## Exercise instructions
Continue the passage about the film Yankee Doodle Dandy, picking up right after its last sentence.

## Passage for review
1942 film by Michael Curtiz

Yankee Doodle Dandy is a 1942 American biographical musical drama film about George M. Cohan. It stars James Cagney, Joan Leslie, Walter Huston, and Richard Whorf, and features Irene Manning, George Tobias, Rosemary DeCamp, Jeanne Cagney, and Vera Lewis. Joan Leslie's singing voice was partially dubbed by Sally Sweetland.

The film was written by Robert Buckner and Edmund Joseph, and directed by Michael Curtiz. According to the special edition DVD, significant and uncredited improvements were made to the script by the twin brothers Julius J. Epstein and Philip G. Epstein. The film was a major hit for Warner Bros. Pictures, and was nominated for eight Academy Awards, including Best Picture, winning three.

In 1993, Yankee Doodle Dandy was selected for preservation in the United States National Film Registry by the Library of Congress as being "culturally, historically, or aesthetically significant", and in 1998, the film was included on the American Film Institute's 100 Years...100 Movies list, a compilation of the 100 greatest films in American cinema, ranking number 100.

==Plot==
In the early days of World War II, George M. Cohan comes out of retirement to star as President Roosevelt in the Rodgers and Hart musical I'd Rather Be Right. On the show's first night, he is summoned to the White House to meet the President, who presents him with a Congressional Gold Medal. Cohan is overcome and chats with Roosevelt, recalling his early days on the stage.

The film flashes back to Cohan's supposed July 4 birth while his father is performing on the vaudeville stage.

Cohan and his sister join the family act as soon as they learn to dance, and soon The Four Cohans are performing successfully. But George gets cocky as he grows up and is blacklisted by theatrical producers for being troublesome. He leaves the act and hawks his songs unsuccessfully to producers.

## Stored records
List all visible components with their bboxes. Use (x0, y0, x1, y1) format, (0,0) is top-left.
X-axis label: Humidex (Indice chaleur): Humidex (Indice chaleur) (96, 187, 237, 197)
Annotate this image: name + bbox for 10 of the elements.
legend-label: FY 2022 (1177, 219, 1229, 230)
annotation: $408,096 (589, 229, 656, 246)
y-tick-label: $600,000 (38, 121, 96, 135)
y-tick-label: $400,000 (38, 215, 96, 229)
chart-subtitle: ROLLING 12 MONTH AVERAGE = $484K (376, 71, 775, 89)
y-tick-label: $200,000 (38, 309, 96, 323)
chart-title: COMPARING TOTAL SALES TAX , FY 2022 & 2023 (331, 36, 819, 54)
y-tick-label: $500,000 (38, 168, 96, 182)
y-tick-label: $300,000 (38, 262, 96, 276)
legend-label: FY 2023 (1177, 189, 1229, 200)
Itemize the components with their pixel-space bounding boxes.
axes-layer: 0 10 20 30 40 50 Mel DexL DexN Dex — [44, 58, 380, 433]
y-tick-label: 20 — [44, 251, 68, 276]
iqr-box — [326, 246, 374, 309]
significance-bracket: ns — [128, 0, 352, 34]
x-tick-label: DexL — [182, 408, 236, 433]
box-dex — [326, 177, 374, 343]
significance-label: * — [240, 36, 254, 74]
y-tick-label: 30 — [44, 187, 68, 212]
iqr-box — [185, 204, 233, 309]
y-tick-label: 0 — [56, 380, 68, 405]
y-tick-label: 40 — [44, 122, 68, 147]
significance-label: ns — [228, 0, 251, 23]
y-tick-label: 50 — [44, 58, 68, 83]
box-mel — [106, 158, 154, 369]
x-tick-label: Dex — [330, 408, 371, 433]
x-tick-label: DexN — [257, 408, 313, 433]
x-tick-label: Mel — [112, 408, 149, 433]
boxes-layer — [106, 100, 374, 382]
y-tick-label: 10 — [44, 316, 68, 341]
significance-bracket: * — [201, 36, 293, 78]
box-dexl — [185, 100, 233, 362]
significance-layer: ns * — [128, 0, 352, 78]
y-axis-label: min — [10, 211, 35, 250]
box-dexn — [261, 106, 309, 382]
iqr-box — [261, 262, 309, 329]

## Expected answer
In partnership with Sam Harris, another struggling writer, Cohan finally interests a producer and they are on the road to success. He marries Mary, a young singer/dancer. As his star ascends, he persuades his now-struggling parents to join his act, eventually vesting some of his valuable theatrical properties in their name. When the sinking of the Lusitania pulls the U.S. into WWI, Cohan attempts to enlist in the military but at 39 is too old. Determined to play some patriotic role in the war effort, he finds himself inspired to write morale-boosting songs such as “Over There,” which are well-received. Cohan retires but returns to the stage several times, culminating in the role of the U.S. president.

The film returns to the White House, where George has just received the Congressional Gold Medal for his inspirational patriotic songs. As Cohan leaves, he tap-dances down a set of stairs. Outside, Cohan joins a military parade where the soldiers are singing "Over There" as Cohan listens, overcome with emotion. Not knowing Cohan is the song's composer, one of the soldiers asks if he remembers the song. Cohan joins in the singing.

==Cast==

- James Cagney as George M. Cohan
- Joan Leslie as Mary Cohan
- Walter Huston as Jerry Cohan
- Richard Whorf as Sam Harris
- Irene Manning as Fay Templeton
- George Tobias as Dietz
- Rosemary DeCamp as Nellie Cohan
- Jeanne Cagney as Josie Cohan
- Eddie Foy, Jr. as Eddie Foy Sr.
- Frances Langford as Nora Bayes (credited mistakenly in the end credits as "Singer")
- George Barbier as Abraham Lincoln Erlanger (credited in the end credits as Erlanger)
- S. Z. Sakall as Schwab
- Walter Catlett as Theatre Manager
- Minor Watson as Edward F. Albee II (credited in the end credits as Albee)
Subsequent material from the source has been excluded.